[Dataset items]
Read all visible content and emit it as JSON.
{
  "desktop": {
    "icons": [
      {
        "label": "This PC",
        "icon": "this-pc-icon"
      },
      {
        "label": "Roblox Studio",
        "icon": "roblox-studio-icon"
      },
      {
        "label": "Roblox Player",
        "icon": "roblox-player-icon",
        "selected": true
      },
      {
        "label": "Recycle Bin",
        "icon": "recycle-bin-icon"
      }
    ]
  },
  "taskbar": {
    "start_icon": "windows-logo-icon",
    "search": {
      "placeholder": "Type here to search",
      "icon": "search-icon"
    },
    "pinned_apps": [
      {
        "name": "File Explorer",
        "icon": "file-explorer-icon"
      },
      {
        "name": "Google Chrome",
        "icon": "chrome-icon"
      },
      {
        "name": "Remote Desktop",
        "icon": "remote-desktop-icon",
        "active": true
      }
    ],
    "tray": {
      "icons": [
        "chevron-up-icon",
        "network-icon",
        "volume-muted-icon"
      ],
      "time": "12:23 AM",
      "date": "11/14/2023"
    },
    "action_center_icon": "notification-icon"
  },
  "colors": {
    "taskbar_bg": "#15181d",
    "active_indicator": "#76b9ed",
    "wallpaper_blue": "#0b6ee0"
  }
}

◆ WHAT TO PRODUCE: Which lines above contain the word "name"? Copy each of them.

◆ SOLVED EXERCISE:
        "name": "File Explorer",
        "name": "Google Chrome",
        "name": "Remote Desktop",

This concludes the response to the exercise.